QUOTED PASSAGE

[Start of section]

When Ms. Cruz wrote to the group text chain of neighbors trying to weather the extreme conditions early Wednesday, she said the family had been staying with friends to keep warm, but quickly pivoted to offering an invitation to get away.“Anyone can or want to leave for the week?” she wrote. “We may go to Cancún.” She teased a “direct flight” and “hotels w capacity. Seriously.” Ms. Cruz promptly shared details for a Wednesday afternoon departure, a Sunday return trip and a luxurious stay at the oceanfront Ritz-Carlton in the meantime.
By the time Cruz spoke again to the public, this time from back in Texas (and with protesters screaming "Resign!" at him in the background), his line had changed a little bit: He was ready to acknowledge, at least, that it had been intended as a week-long family vacation, and that it had been a bad idea.

[End of section]

TASK TO CARRY OUT
Print the Cancún trip passage from "When Ms. Cruz" to "a bad idea." word for word.

Page segmentation data

[Start of section]

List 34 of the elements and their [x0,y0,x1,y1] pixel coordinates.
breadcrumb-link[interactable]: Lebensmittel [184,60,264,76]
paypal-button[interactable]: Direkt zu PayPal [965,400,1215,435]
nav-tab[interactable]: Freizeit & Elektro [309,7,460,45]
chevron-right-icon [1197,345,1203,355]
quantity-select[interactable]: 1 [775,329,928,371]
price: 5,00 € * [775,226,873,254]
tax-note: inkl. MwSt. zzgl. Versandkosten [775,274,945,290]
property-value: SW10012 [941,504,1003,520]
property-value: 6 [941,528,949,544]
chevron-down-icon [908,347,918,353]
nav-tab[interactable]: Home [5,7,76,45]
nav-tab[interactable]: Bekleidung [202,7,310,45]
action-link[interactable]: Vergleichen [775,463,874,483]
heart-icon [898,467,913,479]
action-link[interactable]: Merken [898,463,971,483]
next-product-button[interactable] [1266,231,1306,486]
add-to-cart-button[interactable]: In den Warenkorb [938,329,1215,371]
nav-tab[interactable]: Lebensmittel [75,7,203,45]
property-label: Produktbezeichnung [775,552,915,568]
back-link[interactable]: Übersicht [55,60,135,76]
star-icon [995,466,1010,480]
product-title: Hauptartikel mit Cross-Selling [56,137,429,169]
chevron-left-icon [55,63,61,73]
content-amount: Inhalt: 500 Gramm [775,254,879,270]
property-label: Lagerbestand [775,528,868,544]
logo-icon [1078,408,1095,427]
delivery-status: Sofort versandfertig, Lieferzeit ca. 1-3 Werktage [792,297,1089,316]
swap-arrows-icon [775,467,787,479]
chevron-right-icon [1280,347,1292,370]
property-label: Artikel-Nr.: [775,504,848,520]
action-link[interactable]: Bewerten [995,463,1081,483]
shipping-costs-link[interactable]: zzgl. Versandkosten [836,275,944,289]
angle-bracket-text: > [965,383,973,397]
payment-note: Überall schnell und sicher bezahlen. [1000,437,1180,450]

[End of section]

WRITTEN ANSWER
When Ms. Cruz wrote to the group text chain of neighbors trying to weather the extreme conditions early Wednesday, she said the family had been staying with friends to keep warm, but quickly pivoted to offering an invitation to get away.“Anyone can or want to leave for the week?” she wrote. “We may go to Cancún.” She teased a “direct flight” and “hotels w capacity. Seriously.” Ms. Cruz promptly shared details for a Wednesday afternoon departure, a Sunday return trip and a luxurious stay at the oceanfront Ritz-Carlton in the meantime.
By the time Cruz spoke again to the public, this time from back in Texas (and with protesters screaming "Resign!" at him in the background), his line had changed a little bit: He was ready to acknowledge, at least, that it had been intended as a week-long family vacation, and that it had been a bad idea.